• _PROBLEM_
Each line that holds the word "given" should be returned.

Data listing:
---------------

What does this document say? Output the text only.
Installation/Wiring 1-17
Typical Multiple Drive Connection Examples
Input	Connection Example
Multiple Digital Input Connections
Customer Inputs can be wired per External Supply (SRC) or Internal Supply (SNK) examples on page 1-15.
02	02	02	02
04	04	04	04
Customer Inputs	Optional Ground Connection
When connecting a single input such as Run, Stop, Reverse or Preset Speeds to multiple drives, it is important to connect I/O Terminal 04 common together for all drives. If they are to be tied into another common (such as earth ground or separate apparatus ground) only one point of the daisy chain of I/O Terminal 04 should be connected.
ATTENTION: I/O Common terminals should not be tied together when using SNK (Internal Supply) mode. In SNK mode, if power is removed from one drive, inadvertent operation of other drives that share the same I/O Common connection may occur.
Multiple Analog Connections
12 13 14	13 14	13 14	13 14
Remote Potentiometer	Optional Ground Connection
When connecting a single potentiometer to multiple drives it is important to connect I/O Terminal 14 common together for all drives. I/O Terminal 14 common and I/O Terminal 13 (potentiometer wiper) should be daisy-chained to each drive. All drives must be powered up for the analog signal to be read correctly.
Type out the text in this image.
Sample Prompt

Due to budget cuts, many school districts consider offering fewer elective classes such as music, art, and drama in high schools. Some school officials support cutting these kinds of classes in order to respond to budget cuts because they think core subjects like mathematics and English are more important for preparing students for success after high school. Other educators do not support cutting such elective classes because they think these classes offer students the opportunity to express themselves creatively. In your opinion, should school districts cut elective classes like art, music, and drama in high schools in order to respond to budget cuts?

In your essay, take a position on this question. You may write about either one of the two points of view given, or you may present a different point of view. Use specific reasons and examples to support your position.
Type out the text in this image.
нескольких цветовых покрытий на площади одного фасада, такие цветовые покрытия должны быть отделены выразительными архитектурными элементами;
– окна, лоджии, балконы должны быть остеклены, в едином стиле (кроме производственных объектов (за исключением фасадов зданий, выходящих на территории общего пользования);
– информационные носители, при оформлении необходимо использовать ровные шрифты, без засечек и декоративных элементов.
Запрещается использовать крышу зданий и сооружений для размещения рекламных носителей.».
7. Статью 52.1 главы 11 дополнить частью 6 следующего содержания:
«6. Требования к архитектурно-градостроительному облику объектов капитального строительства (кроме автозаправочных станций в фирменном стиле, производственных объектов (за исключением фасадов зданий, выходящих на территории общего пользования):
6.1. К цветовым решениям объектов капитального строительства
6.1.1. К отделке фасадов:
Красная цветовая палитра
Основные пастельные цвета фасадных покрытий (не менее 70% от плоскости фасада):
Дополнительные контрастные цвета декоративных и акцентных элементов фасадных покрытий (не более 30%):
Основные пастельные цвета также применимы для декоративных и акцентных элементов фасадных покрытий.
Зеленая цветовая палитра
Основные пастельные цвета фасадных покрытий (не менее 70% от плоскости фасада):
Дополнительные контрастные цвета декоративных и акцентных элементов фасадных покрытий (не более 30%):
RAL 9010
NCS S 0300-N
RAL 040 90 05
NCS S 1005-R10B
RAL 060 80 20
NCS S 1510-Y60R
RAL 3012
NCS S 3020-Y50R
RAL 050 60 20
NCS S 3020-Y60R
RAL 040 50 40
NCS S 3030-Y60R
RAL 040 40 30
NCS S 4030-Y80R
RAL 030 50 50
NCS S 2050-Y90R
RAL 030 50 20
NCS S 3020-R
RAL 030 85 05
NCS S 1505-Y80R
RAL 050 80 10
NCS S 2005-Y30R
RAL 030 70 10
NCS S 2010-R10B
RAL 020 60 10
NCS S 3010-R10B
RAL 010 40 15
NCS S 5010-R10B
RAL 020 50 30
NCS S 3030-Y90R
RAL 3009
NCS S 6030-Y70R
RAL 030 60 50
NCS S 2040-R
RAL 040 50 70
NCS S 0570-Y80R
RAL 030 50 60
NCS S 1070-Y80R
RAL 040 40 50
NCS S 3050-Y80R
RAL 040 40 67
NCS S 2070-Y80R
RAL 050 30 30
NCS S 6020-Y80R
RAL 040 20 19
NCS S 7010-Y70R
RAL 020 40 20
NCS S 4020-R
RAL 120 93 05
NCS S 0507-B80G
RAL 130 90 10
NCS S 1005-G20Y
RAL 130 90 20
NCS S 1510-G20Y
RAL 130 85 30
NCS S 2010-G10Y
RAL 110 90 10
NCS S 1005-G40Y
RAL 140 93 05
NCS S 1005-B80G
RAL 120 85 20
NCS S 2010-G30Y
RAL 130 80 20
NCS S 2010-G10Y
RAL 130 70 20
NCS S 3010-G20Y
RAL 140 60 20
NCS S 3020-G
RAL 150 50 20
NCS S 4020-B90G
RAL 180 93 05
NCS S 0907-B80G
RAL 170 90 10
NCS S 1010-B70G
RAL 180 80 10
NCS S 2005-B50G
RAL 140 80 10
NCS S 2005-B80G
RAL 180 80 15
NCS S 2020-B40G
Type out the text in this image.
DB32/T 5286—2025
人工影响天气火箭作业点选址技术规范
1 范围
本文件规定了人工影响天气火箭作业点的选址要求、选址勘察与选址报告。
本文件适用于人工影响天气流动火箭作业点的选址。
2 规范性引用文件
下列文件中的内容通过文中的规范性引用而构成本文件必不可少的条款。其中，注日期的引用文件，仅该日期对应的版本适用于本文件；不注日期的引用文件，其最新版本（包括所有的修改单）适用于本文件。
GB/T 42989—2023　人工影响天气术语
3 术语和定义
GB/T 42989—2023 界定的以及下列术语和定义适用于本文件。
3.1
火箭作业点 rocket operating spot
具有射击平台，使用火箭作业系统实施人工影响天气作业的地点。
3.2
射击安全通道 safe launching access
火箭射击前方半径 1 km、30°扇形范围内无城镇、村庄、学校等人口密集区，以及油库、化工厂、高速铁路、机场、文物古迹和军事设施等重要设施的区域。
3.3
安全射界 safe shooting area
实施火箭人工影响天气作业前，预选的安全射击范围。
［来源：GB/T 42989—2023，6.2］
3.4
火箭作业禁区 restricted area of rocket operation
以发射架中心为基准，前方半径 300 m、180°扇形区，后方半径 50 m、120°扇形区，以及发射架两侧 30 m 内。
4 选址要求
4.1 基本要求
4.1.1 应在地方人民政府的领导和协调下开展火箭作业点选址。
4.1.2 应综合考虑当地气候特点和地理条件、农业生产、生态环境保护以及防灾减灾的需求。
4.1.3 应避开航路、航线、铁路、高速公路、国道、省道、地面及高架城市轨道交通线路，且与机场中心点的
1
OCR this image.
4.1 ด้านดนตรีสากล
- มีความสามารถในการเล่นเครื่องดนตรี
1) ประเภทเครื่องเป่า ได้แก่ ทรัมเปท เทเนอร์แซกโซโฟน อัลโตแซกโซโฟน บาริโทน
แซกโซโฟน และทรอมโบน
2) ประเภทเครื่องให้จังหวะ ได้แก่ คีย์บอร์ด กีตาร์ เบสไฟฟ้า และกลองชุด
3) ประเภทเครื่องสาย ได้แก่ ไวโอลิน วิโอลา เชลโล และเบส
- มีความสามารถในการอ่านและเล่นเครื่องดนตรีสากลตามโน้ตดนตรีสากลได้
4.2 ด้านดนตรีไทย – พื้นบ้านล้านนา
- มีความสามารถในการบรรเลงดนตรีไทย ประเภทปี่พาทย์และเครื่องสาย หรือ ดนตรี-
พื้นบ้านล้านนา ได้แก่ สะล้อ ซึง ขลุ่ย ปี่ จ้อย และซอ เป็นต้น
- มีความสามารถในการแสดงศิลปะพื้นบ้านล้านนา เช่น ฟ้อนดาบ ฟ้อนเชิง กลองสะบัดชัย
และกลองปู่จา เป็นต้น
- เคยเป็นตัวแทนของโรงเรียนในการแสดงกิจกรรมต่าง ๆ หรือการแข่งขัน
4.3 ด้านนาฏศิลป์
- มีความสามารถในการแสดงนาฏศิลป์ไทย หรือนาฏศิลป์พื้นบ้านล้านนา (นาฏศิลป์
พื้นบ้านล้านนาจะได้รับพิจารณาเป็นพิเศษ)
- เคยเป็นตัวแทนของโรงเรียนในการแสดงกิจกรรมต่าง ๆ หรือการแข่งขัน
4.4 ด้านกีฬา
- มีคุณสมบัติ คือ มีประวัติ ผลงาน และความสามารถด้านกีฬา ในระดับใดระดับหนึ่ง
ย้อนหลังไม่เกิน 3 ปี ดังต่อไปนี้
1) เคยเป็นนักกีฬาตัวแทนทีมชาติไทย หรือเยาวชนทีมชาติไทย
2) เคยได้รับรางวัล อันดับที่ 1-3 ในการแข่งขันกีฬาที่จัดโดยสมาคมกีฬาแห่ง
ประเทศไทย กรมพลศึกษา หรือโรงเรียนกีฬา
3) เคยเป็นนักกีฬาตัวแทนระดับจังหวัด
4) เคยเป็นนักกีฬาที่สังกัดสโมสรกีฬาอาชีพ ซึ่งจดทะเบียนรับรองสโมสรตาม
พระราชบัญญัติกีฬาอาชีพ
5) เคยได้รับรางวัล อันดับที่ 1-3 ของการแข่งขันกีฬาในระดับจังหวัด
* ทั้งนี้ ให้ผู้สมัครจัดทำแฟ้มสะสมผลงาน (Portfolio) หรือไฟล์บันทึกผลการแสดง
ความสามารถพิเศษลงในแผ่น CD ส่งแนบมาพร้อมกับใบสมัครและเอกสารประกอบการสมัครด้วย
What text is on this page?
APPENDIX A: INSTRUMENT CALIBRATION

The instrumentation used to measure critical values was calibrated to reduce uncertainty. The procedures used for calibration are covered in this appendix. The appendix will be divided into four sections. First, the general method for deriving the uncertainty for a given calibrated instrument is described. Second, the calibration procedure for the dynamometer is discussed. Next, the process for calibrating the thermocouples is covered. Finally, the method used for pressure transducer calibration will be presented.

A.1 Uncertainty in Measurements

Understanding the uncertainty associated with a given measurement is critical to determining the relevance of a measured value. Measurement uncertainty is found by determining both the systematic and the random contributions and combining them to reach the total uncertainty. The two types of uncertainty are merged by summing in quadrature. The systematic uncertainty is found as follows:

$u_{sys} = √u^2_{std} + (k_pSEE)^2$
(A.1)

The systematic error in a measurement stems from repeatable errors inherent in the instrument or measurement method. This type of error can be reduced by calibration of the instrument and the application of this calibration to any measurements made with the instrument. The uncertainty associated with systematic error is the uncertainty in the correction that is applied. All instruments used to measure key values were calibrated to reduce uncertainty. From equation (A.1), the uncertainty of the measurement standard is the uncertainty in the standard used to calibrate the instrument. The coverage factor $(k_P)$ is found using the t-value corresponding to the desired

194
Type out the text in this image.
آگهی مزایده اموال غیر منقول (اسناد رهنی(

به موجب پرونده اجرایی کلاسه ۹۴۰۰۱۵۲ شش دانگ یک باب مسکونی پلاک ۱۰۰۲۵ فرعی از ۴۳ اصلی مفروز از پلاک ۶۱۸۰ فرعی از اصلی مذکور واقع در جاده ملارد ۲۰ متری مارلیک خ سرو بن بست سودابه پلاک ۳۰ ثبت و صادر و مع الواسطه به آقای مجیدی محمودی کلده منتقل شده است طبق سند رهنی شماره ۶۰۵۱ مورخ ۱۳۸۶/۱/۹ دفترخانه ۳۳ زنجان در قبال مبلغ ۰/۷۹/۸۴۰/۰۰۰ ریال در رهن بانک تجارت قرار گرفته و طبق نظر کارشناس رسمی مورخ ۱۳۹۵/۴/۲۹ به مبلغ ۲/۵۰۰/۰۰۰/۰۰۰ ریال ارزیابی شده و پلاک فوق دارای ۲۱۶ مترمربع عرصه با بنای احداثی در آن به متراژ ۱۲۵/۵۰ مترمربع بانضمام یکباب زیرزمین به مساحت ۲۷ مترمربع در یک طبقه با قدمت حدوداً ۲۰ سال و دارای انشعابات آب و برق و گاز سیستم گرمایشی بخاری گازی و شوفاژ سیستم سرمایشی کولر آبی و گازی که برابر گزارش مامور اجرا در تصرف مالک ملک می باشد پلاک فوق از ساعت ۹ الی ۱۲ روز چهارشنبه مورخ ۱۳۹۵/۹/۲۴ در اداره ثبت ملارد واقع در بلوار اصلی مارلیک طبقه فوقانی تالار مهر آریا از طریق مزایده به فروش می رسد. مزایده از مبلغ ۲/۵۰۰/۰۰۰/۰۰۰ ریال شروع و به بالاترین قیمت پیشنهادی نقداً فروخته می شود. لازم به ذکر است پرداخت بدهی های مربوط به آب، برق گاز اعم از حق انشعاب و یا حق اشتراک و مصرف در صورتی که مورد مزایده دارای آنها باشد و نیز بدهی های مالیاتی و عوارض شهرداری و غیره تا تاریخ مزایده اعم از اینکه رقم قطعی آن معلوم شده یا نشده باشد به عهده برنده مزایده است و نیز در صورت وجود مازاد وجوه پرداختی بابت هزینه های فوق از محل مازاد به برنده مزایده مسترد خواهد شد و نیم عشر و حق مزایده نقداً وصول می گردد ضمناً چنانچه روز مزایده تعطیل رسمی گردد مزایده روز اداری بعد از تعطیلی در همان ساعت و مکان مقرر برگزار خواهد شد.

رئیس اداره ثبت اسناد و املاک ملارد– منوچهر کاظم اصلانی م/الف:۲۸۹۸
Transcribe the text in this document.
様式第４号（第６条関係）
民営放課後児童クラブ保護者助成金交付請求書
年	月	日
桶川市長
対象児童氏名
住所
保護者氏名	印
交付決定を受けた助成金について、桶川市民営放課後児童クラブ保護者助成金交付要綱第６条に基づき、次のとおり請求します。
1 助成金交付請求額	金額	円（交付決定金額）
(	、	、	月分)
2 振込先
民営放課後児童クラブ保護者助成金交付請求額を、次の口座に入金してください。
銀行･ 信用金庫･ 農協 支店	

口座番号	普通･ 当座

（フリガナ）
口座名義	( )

---------------

• _RESULT FOR THIS EXERCISE_
In your essay, take a position on this question. You may write about either one of the two points of view given, or you may present a different point of view. Use specific reasons and examples to support your position.
The instrumentation used to measure critical values was calibrated to reduce uncertainty. The procedures used for calibration are covered in this appendix. The appendix will be divided into four sections. First, the general method for deriving the uncertainty for a given calibrated instrument is described. Second, the calibration procedure for the dynamometer is discussed. Next, the process for calibrating the thermocouples is covered. Finally, the method used for pressure transducer calibration will be presented.
Understanding the uncertainty associated with a given measurement is critical to determining the relevance of a measured value. Measurement uncertainty is found by determining both the systematic and the random contributions and combining them to reach the total uncertainty. The two types of uncertainty are merged by summing in quadrature. The systematic uncertainty is found as follows:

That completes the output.